*The input*:
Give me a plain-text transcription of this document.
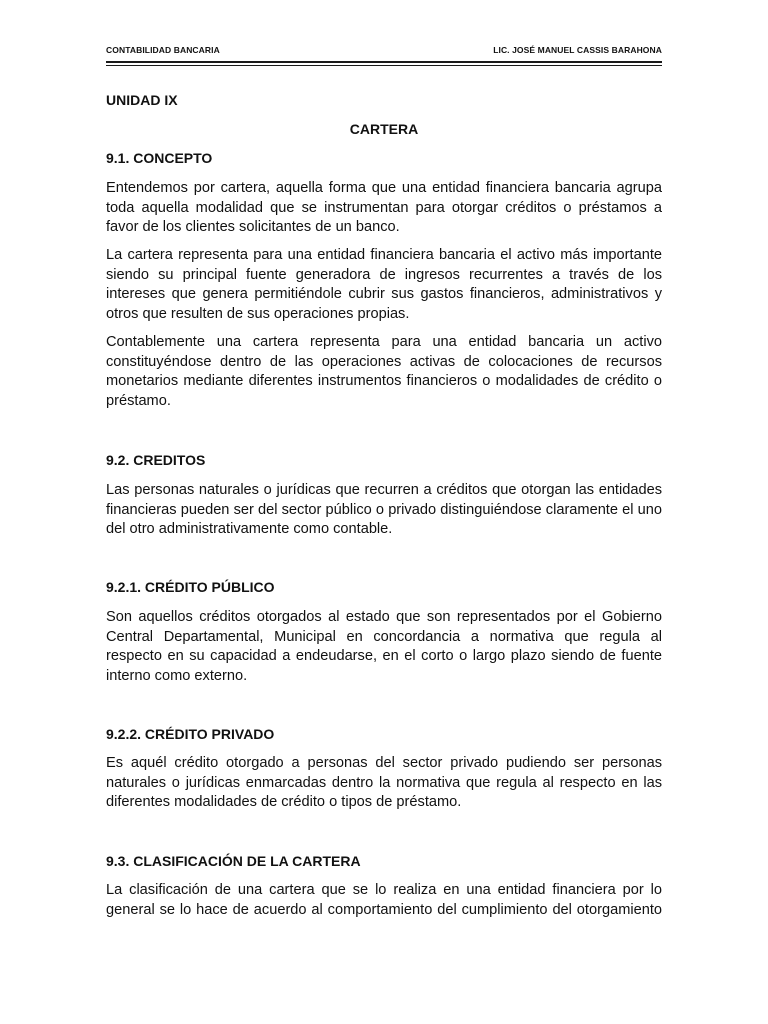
CONTABILIDAD BANCARIA	LIC. JOSÉ MANUEL CASSIS BARAHONA
UNIDAD IX
CARTERA
9.1. CONCEPTO
Entendemos por cartera, aquella forma que una entidad financiera bancaria agrupa toda aquella modalidad que se instrumentan para otorgar créditos o préstamos a favor de los clientes solicitantes de un banco.
La cartera representa para una entidad financiera bancaria el activo más importante siendo su principal fuente generadora de ingresos recurrentes a través de los intereses que genera permitiéndole cubrir sus gastos financieros, administrativos y otros que resulten de sus operaciones propias.
Contablemente una cartera representa para una entidad bancaria un activo constituyéndose dentro de las operaciones activas de colocaciones de recursos monetarios mediante diferentes instrumentos financieros o modalidades de crédito o préstamo.
9.2. CREDITOS
Las personas naturales o jurídicas que recurren a créditos que otorgan las entidades financieras pueden ser del sector público o privado distinguiéndose claramente el uno del otro administrativamente como contable.
9.2.1. CRÉDITO PÚBLICO
Son aquellos créditos otorgados al estado que son representados por el Gobierno Central Departamental, Municipal en concordancia a normativa que regula al respecto en su capacidad a endeudarse, en el corto o largo plazo siendo de fuente interno como externo.
9.2.2. CRÉDITO PRIVADO
Es aquél crédito otorgado a personas del sector privado pudiendo ser personas naturales o jurídicas enmarcadas dentro la normativa que regula al respecto en las diferentes modalidades de crédito o tipos de préstamo.
9.3. CLASIFICACIÓN DE LA CARTERA
La clasificación de una cartera que se lo realiza en una entidad financiera por lo general se lo hace de acuerdo al comportamiento del cumplimiento del otorgamiento
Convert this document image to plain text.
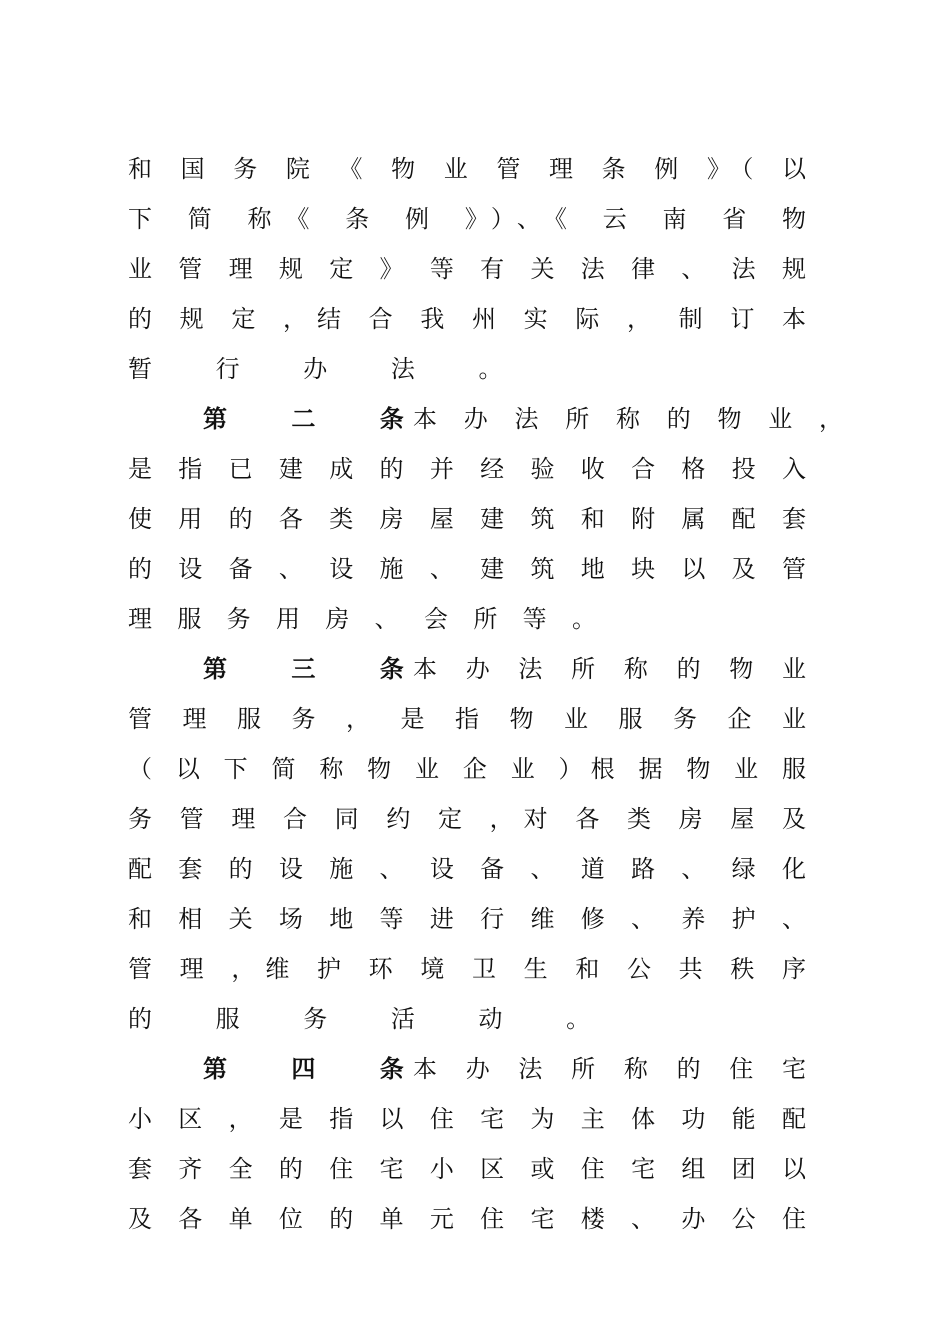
和 国 务 院 《 物 业 管 理 条 例 》（ 以
下 简 称《 条 例 》）、《 云 南 省 物
业 管 理 规 定 》 等 有 关 法 律 、 法 规
的 规 定 ，结 合 我 州 实 际 ， 制 订 本
暂 行 办 法 。
第 二 条
本 办 法 所 称 的 物 业 ，
是 指 已 建 成 的 并 经 验 收 合 格 投 入
使 用 的 各 类 房 屋 建 筑 和 附 属 配 套
的 设 备 、 设 施 、 建 筑 地 块 以 及 管
理 服 务 用 房 、 会 所 等 。
第 三 条
本 办 法 所 称 的 物 业
管 理 服 务 ， 是 指 物 业 服 务 企 业
（ 以 下 简 称 物 业 企 业 ）根 据 物 业 服
务 管 理 合 同 约 定 ，对 各 类 房 屋 及
配 套 的 设 施 、 设 备 、 道 路 、 绿 化
和 相 关 场 地 等 进 行 维 修 、 养 护 、
管 理 ，维 护 环 境 卫 生 和 公 共 秩 序
的 服 务 活 动 。
第 四 条
本 办 法 所 称 的 住 宅
小 区 ， 是 指 以 住 宅 为 主 体 功 能 配
套 齐 全 的 住 宅 小 区 或 住 宅 组 团 以
及 各 单 位 的 单 元 住 宅 楼 、 办 公 住
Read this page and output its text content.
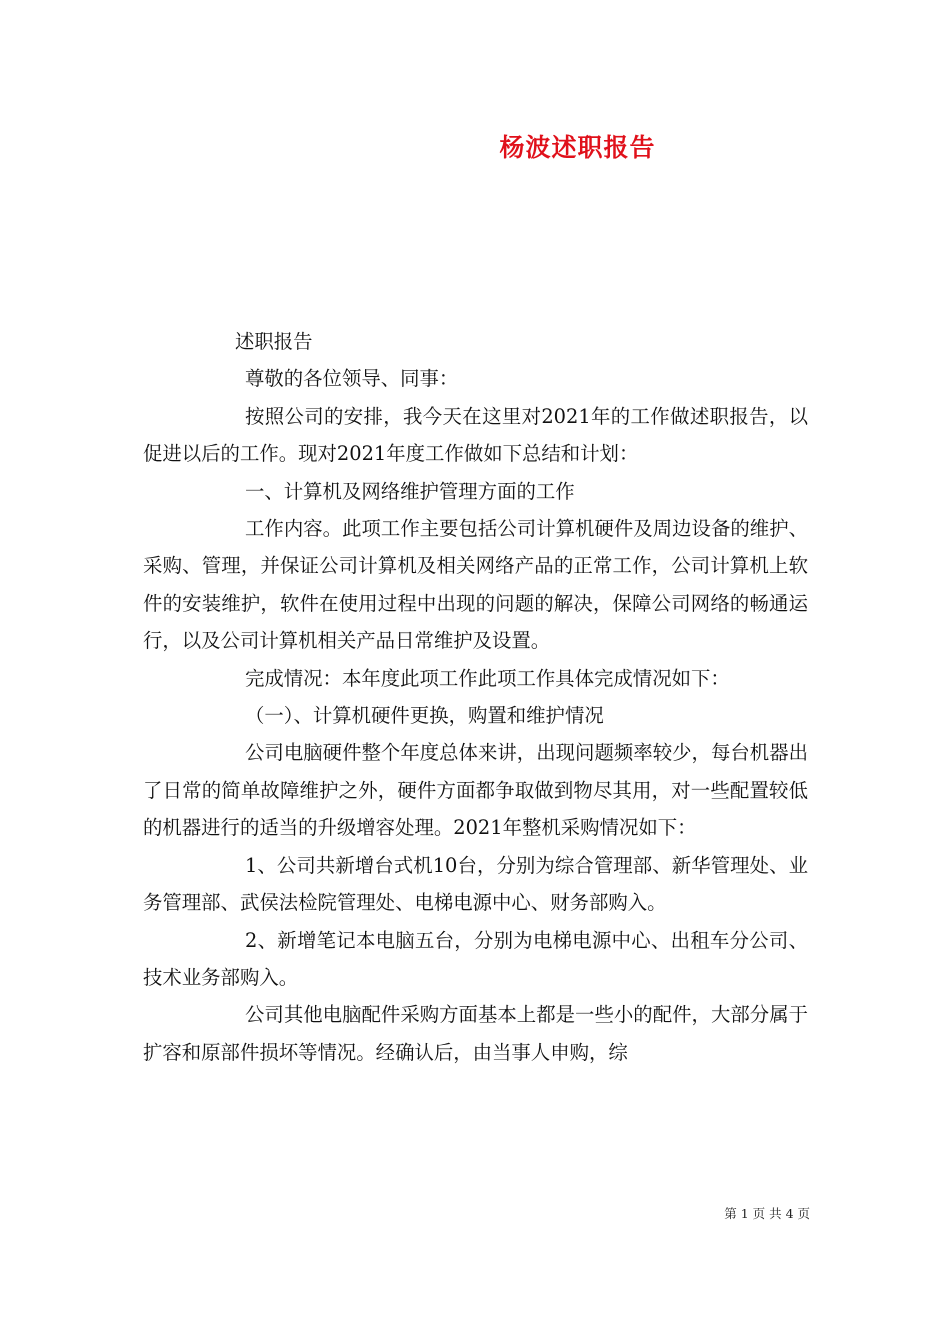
杨波述职报告

述职报告

尊敬的各位领导、同事：

按照公司的安排，我今天在这里对2021年的工作做述职报告，以促进以后的工作。现对2021年度工作做如下总结和计划：

一、计算机及网络维护管理方面的工作

工作内容。此项工作主要包括公司计算机硬件及周边设备的维护、采购、管理，并保证公司计算机及相关网络产品的正常工作，公司计算机上软件的安装维护，软件在使用过程中出现的问题的解决，保障公司网络的畅通运行，以及公司计算机相关产品日常维护及设置。

完成情况：本年度此项工作此项工作具体完成情况如下：

（一）、计算机硬件更换，购置和维护情况

公司电脑硬件整个年度总体来讲，出现问题频率较少，每台机器出了日常的简单故障维护之外，硬件方面都争取做到物尽其用，对一些配置较低的机器进行的适当的升级增容处理。2021年整机采购情况如下：

1、公司共新增台式机10台，分别为综合管理部、新华管理处、业务管理部、武侯法检院管理处、电梯电源中心、财务部购入。

2、新增笔记本电脑五台，分别为电梯电源中心、出租车分公司、技术业务部购入。

公司其他电脑配件采购方面基本上都是一些小的配件，大部分属于扩容和原部件损坏等情况。经确认后，由当事人申购，综

第 1 页 共 4 页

*Goal*:
Please copy the lines above, starting at the one that holds "Read this page and output its text content." and stopping after the last line, exactly as they appear and minus the pictures.

*Solved exercise*:
Read this page and output its text content.
杨波述职报告

述职报告

尊敬的各位领导、同事：

按照公司的安排，我今天在这里对2021年的工作做述职报告，以促进以后的工作。现对2021年度工作做如下总结和计划：

一、计算机及网络维护管理方面的工作

工作内容。此项工作主要包括公司计算机硬件及周边设备的维护、采购、管理，并保证公司计算机及相关网络产品的正常工作，公司计算机上软件的安装维护，软件在使用过程中出现的问题的解决，保障公司网络的畅通运行，以及公司计算机相关产品日常维护及设置。

完成情况：本年度此项工作此项工作具体完成情况如下：

（一）、计算机硬件更换，购置和维护情况

公司电脑硬件整个年度总体来讲，出现问题频率较少，每台机器出了日常的简单故障维护之外，硬件方面都争取做到物尽其用，对一些配置较低的机器进行的适当的升级增容处理。2021年整机采购情况如下：

1、公司共新增台式机10台，分别为综合管理部、新华管理处、业务管理部、武侯法检院管理处、电梯电源中心、财务部购入。

2、新增笔记本电脑五台，分别为电梯电源中心、出租车分公司、技术业务部购入。

公司其他电脑配件采购方面基本上都是一些小的配件，大部分属于扩容和原部件损坏等情况。经确认后，由当事人申购，综

第 1 页 共 4 页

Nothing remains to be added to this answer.